** start Dataset content **

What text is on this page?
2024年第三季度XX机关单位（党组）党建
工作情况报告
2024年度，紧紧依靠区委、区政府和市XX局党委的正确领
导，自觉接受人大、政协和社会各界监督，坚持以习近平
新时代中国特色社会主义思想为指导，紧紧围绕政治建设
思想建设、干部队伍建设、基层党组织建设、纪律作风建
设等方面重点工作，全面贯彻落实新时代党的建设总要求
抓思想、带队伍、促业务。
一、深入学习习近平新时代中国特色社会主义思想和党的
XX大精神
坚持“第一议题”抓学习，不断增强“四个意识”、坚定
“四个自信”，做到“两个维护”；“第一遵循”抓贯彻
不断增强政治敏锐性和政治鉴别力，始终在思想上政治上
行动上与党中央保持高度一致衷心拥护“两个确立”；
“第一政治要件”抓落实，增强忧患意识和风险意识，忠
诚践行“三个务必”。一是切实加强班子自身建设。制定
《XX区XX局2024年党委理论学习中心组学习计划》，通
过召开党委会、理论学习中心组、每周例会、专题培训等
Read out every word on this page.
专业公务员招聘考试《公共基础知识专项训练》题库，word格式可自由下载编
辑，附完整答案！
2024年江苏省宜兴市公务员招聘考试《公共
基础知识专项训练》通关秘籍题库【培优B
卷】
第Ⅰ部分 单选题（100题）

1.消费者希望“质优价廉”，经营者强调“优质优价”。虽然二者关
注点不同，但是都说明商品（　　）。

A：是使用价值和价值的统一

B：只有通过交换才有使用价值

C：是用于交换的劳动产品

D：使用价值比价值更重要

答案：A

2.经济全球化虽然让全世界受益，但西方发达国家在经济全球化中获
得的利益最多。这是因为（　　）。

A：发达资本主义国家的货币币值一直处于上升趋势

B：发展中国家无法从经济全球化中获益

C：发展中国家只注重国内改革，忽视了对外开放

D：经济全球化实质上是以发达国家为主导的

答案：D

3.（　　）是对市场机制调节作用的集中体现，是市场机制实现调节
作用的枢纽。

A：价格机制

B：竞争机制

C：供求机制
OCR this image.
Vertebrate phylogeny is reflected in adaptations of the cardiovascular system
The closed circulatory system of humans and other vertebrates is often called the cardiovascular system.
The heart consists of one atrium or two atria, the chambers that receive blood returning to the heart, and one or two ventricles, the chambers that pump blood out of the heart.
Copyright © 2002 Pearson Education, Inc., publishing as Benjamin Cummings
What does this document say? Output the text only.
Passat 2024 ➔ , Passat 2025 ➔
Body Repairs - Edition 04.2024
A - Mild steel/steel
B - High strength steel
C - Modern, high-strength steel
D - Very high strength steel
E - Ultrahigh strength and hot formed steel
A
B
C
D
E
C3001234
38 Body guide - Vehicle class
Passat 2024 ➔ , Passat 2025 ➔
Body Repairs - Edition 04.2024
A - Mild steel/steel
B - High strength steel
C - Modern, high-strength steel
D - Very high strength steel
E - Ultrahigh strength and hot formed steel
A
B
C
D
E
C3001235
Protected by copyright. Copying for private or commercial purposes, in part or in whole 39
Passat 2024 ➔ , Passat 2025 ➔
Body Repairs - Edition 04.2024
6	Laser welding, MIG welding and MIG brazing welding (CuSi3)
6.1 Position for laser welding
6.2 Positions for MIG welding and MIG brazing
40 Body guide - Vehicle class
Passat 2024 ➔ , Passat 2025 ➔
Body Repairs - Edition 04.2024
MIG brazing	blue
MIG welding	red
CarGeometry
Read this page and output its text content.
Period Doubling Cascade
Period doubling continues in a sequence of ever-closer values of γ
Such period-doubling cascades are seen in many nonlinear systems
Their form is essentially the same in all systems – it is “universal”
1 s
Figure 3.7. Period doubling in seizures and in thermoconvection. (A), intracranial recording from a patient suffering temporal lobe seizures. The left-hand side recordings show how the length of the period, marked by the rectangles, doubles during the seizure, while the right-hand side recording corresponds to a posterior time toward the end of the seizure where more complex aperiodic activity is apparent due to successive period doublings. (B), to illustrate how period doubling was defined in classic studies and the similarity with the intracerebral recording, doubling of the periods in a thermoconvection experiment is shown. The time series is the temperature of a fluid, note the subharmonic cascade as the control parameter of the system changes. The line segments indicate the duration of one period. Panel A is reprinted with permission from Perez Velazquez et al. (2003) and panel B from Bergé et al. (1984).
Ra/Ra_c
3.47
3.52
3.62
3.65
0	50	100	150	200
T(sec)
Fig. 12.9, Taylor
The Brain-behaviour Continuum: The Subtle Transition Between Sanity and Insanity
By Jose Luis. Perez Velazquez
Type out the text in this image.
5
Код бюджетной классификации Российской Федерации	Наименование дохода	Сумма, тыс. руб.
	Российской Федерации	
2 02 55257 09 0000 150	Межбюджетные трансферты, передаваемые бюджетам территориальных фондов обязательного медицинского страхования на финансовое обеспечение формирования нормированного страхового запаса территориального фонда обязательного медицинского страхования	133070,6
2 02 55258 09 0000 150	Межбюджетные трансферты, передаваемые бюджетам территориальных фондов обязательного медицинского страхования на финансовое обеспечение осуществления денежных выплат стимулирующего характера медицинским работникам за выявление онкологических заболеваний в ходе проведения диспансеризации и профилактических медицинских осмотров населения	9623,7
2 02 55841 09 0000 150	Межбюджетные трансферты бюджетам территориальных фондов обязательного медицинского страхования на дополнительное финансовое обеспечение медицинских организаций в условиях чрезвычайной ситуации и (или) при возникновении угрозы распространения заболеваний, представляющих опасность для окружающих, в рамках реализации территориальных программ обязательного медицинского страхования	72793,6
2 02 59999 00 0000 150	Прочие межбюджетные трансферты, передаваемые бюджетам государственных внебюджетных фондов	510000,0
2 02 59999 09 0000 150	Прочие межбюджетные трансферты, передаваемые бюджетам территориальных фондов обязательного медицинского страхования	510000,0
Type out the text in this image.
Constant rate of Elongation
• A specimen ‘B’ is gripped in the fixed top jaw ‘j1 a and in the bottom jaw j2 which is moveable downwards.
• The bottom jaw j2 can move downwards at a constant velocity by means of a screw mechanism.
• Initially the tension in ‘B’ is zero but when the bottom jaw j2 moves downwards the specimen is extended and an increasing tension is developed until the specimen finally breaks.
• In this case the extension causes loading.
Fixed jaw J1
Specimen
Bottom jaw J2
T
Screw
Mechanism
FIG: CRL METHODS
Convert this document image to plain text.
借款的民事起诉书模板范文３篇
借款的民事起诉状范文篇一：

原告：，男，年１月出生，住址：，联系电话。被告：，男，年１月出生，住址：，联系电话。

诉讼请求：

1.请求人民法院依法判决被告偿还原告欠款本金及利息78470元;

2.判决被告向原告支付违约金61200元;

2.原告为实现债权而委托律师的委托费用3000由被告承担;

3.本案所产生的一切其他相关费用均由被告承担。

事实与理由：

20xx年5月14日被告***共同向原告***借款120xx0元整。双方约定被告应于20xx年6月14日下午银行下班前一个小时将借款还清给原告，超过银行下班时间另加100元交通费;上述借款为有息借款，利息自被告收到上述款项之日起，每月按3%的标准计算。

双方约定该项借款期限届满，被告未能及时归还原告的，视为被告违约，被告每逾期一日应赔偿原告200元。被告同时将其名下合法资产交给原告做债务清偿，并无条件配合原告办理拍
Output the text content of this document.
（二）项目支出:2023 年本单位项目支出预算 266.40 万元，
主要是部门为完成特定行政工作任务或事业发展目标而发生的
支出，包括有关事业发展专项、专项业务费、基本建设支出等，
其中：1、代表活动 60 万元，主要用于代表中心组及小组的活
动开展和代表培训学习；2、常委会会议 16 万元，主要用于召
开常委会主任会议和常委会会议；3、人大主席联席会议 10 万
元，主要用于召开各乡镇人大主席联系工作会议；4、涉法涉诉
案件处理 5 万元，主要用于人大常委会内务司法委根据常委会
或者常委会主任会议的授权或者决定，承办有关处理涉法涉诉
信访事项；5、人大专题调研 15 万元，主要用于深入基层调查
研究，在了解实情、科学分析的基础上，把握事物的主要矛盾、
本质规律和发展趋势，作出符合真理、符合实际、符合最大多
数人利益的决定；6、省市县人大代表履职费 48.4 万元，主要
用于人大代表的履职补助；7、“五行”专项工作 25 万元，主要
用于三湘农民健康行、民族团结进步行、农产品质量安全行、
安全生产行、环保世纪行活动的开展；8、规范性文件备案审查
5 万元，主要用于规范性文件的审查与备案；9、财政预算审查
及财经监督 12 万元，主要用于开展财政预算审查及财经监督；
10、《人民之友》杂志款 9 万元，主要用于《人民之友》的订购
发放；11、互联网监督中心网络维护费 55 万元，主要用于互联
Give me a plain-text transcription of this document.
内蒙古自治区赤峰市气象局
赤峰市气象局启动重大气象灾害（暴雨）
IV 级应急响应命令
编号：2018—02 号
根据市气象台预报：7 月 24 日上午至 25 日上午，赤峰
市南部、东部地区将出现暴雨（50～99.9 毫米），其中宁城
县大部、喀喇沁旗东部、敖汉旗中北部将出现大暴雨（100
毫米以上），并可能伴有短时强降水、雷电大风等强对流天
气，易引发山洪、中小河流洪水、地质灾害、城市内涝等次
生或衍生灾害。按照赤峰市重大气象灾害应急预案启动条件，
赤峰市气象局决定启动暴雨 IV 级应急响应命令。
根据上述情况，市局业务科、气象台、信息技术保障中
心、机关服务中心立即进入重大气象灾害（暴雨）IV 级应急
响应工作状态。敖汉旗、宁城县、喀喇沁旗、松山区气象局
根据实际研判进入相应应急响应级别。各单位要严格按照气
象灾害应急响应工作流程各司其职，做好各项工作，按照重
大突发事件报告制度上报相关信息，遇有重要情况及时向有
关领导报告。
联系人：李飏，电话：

** end Dataset content **

How many lines in the data contain the string "brazing"? Respond with the number only.

## Answer to this problem
3